__What is required__.
Consider the data that follows and state how many lines contain the string "Taxa", using the number alone.

(Extracted records)
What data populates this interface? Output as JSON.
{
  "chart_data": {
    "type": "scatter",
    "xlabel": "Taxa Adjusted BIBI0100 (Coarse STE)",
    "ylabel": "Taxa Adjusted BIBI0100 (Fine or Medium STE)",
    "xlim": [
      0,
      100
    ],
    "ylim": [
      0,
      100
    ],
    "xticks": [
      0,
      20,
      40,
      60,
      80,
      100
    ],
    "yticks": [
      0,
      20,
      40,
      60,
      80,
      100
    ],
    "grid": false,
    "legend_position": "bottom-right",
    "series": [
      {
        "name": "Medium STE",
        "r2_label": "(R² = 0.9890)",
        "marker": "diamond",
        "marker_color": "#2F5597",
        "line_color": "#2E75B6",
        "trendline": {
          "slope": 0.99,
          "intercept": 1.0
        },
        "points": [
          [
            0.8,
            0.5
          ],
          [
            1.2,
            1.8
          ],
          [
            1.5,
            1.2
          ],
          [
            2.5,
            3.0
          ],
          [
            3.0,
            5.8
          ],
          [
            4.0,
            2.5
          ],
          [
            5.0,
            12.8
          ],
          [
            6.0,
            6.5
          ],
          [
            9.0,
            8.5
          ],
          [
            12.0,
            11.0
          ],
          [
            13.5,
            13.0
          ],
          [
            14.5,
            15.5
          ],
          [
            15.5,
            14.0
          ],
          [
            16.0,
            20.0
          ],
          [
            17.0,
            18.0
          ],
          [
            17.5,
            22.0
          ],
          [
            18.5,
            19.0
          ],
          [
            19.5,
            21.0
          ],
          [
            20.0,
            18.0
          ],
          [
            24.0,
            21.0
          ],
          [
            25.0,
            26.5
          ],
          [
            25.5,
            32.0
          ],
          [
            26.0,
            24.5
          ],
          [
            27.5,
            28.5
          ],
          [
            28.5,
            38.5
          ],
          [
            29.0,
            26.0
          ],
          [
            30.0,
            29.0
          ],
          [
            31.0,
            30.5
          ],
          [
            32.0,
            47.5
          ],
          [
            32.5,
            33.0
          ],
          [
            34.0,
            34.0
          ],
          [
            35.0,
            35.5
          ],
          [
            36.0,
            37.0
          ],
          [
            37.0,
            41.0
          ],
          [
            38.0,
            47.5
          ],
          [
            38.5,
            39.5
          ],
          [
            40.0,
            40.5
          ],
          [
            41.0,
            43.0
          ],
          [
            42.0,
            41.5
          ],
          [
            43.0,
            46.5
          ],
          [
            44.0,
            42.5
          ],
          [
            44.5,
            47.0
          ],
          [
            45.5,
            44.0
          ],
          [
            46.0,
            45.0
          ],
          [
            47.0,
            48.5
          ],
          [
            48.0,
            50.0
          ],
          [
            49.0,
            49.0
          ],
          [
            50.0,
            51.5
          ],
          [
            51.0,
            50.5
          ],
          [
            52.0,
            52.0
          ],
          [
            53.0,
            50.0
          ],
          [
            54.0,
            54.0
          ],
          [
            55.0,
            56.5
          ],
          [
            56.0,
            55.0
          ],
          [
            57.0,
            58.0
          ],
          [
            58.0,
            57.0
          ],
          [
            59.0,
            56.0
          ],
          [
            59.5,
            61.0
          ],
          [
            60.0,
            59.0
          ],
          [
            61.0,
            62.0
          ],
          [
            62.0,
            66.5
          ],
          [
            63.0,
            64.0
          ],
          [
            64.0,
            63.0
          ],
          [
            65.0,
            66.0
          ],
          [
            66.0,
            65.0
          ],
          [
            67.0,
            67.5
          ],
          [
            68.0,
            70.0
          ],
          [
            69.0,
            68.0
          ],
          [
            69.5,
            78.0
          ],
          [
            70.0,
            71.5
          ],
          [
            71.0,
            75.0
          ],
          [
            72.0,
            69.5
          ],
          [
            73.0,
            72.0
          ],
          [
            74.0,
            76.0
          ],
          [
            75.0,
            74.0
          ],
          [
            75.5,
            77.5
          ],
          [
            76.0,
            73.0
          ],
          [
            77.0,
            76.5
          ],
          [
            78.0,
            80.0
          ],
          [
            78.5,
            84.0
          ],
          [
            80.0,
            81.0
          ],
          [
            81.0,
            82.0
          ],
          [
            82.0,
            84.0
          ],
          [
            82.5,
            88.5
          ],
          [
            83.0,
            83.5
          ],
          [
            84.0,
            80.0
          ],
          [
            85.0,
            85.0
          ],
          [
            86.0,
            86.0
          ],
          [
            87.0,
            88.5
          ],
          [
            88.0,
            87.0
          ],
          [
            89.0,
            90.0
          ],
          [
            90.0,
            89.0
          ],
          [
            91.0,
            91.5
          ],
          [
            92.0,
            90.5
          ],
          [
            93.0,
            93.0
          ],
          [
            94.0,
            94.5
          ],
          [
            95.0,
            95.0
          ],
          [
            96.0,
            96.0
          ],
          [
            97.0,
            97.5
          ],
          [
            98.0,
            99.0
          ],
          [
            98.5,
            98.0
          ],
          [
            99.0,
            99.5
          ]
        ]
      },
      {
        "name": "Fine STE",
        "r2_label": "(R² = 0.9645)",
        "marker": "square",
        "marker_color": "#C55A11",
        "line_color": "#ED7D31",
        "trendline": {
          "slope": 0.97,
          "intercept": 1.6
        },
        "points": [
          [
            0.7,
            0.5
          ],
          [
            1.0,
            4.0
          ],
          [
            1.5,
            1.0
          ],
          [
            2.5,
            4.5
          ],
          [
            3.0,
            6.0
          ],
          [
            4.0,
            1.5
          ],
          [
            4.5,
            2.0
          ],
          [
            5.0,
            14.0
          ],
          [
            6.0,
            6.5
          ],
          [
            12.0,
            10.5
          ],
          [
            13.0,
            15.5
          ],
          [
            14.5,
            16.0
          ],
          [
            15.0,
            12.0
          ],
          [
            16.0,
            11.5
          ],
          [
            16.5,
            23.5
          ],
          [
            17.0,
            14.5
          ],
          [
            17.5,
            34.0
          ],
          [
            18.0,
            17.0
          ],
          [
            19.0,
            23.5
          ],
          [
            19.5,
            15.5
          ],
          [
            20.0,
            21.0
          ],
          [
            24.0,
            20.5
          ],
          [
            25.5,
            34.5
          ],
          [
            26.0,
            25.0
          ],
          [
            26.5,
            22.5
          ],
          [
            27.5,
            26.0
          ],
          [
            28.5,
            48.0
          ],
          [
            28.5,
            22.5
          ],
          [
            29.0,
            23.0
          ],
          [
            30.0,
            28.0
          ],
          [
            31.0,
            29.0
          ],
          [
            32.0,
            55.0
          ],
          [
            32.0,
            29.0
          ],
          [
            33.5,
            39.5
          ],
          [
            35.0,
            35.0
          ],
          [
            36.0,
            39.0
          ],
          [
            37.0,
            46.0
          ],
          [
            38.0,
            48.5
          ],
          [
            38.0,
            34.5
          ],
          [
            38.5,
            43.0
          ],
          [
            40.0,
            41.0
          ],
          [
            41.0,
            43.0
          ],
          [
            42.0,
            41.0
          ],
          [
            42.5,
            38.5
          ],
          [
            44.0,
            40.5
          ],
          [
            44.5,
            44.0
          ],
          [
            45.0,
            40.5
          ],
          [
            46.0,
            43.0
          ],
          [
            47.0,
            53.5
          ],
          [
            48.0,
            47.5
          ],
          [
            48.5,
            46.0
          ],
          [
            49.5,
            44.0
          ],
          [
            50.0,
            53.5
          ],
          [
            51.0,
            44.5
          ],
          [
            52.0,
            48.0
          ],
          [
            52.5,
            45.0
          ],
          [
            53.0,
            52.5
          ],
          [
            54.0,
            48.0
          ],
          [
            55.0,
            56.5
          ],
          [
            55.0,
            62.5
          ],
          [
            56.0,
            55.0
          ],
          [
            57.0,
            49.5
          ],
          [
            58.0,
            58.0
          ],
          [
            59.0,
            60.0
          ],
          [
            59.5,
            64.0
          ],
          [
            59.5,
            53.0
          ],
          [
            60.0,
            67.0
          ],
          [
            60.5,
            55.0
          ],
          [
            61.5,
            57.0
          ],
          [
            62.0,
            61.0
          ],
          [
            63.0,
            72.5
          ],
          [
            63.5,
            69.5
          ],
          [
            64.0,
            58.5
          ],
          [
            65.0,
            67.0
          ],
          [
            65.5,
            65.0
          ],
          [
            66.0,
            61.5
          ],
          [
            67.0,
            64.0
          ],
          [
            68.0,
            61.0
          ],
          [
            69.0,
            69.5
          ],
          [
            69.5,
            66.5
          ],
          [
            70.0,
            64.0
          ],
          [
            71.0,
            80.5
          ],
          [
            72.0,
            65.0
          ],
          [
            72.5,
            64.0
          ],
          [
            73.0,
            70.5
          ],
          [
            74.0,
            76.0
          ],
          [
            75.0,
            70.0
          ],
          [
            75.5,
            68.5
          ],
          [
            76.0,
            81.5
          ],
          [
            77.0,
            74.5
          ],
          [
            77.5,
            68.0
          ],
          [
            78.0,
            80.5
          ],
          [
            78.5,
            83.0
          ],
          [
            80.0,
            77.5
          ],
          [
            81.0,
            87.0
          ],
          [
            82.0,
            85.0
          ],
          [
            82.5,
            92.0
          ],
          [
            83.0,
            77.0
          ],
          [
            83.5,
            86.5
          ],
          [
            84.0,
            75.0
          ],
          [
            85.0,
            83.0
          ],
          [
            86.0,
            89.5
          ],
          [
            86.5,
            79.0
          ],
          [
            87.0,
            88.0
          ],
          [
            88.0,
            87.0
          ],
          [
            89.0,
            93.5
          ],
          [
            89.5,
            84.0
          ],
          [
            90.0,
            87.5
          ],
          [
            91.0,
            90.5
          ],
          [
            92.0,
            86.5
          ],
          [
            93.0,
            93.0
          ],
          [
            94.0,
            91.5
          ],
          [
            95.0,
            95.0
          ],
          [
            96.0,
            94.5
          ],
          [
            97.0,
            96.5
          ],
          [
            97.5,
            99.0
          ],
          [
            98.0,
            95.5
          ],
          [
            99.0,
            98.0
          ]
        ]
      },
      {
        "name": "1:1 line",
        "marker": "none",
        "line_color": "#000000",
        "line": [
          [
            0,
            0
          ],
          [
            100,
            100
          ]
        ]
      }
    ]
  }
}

__Reply to the task__.
2